| Provided records |
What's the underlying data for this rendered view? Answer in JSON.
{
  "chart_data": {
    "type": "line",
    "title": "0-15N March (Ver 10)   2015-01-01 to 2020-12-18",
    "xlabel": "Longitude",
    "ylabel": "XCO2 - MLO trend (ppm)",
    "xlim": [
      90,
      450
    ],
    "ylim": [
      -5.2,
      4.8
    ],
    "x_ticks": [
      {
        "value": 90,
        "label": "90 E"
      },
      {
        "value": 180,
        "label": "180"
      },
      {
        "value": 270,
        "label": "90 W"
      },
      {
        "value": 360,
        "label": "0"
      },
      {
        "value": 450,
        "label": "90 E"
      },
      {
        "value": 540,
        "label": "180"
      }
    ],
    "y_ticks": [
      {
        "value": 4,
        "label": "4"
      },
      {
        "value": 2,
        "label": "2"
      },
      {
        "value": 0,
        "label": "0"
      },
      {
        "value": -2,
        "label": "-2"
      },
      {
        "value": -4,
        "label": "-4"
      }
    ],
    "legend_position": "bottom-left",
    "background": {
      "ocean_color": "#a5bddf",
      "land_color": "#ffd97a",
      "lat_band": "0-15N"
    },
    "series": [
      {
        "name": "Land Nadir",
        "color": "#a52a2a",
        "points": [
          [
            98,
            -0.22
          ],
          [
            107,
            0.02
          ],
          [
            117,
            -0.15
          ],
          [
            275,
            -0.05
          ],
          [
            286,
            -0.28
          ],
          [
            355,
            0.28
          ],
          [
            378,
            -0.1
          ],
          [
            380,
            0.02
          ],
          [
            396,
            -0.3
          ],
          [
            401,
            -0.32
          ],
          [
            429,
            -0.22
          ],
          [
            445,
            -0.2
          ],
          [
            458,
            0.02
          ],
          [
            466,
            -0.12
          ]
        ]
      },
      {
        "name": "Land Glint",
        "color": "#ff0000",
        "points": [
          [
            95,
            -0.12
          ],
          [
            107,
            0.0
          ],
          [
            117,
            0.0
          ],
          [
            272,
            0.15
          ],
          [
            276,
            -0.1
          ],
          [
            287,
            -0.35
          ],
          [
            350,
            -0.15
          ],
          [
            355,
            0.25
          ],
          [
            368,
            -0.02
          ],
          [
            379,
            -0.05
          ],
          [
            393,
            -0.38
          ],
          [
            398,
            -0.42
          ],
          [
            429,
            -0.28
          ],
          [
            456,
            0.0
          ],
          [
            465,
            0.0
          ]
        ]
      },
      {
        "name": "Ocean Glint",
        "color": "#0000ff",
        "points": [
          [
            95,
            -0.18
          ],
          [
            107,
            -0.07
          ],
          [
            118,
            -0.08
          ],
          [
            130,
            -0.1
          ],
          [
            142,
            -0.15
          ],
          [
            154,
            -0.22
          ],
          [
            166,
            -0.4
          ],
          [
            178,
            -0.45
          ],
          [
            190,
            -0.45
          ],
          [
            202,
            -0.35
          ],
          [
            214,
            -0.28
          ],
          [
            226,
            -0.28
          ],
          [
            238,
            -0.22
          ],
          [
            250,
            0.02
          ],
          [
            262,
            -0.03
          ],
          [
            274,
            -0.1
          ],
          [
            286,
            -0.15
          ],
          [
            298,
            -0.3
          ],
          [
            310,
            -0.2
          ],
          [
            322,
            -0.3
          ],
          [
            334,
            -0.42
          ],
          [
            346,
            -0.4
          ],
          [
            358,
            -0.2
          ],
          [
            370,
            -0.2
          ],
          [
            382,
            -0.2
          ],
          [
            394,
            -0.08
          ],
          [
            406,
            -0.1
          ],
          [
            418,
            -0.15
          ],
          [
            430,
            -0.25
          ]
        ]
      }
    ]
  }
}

| Directions |
Copy every record exactly, with nothing added or dropped.

| Solution for this exercise |
What's the underlying data for this rendered view? Answer in JSON.
{
  "chart_data": {
    "type": "line",
    "title": "0-15N March (Ver 10)   2015-01-01 to 2020-12-18",
    "xlabel": "Longitude",
    "ylabel": "XCO2 - MLO trend (ppm)",
    "xlim": [
      90,
      450
    ],
    "ylim": [
      -5.2,
      4.8
    ],
    "x_ticks": [
      {
        "value": 90,
        "label": "90 E"
      },
      {
        "value": 180,
        "label": "180"
      },
      {
        "value": 270,
        "label": "90 W"
      },
      {
        "value": 360,
        "label": "0"
      },
      {
        "value": 450,
        "label": "90 E"
      },
      {
        "value": 540,
        "label": "180"
      }
    ],
    "y_ticks": [
      {
        "value": 4,
        "label": "4"
      },
      {
        "value": 2,
        "label": "2"
      },
      {
        "value": 0,
        "label": "0"
      },
      {
        "value": -2,
        "label": "-2"
      },
      {
        "value": -4,
        "label": "-4"
      }
    ],
    "legend_position": "bottom-left",
    "background": {
      "ocean_color": "#a5bddf",
      "land_color": "#ffd97a",
      "lat_band": "0-15N"
    },
    "series": [
      {
        "name": "Land Nadir",
        "color": "#a52a2a",
        "points": [
          [
            98,
            -0.22
          ],
          [
            107,
            0.02
          ],
          [
            117,
            -0.15
          ],
          [
            275,
            -0.05
          ],
          [
            286,
            -0.28
          ],
          [
            355,
            0.28
          ],
          [
            378,
            -0.1
          ],
          [
            380,
            0.02
          ],
          [
            396,
            -0.3
          ],
          [
            401,
            -0.32
          ],
          [
            429,
            -0.22
          ],
          [
            445,
            -0.2
          ],
          [
            458,
            0.02
          ],
          [
            466,
            -0.12
          ]
        ]
      },
      {
        "name": "Land Glint",
        "color": "#ff0000",
        "points": [
          [
            95,
            -0.12
          ],
          [
            107,
            0.0
          ],
          [
            117,
            0.0
          ],
          [
            272,
            0.15
          ],
          [
            276,
            -0.1
          ],
          [
            287,
            -0.35
          ],
          [
            350,
            -0.15
          ],
          [
            355,
            0.25
          ],
          [
            368,
            -0.02
          ],
          [
            379,
            -0.05
          ],
          [
            393,
            -0.38
          ],
          [
            398,
            -0.42
          ],
          [
            429,
            -0.28
          ],
          [
            456,
            0.0
          ],
          [
            465,
            0.0
          ]
        ]
      },
      {
        "name": "Ocean Glint",
        "color": "#0000ff",
        "points": [
          [
            95,
            -0.18
          ],
          [
            107,
            -0.07
          ],
          [
            118,
            -0.08
          ],
          [
            130,
            -0.1
          ],
          [
            142,
            -0.15
          ],
          [
            154,
            -0.22
          ],
          [
            166,
            -0.4
          ],
          [
            178,
            -0.45
          ],
          [
            190,
            -0.45
          ],
          [
            202,
            -0.35
          ],
          [
            214,
            -0.28
          ],
          [
            226,
            -0.28
          ],
          [
            238,
            -0.22
          ],
          [
            250,
            0.02
          ],
          [
            262,
            -0.03
          ],
          [
            274,
            -0.1
          ],
          [
            286,
            -0.15
          ],
          [
            298,
            -0.3
          ],
          [
            310,
            -0.2
          ],
          [
            322,
            -0.3
          ],
          [
            334,
            -0.42
          ],
          [
            346,
            -0.4
          ],
          [
            358,
            -0.2
          ],
          [
            370,
            -0.2
          ],
          [
            382,
            -0.2
          ],
          [
            394,
            -0.08
          ],
          [
            406,
            -0.1
          ],
          [
            418,
            -0.15
          ],
          [
            430,
            -0.25
          ]
        ]
      }
    ]
  }
}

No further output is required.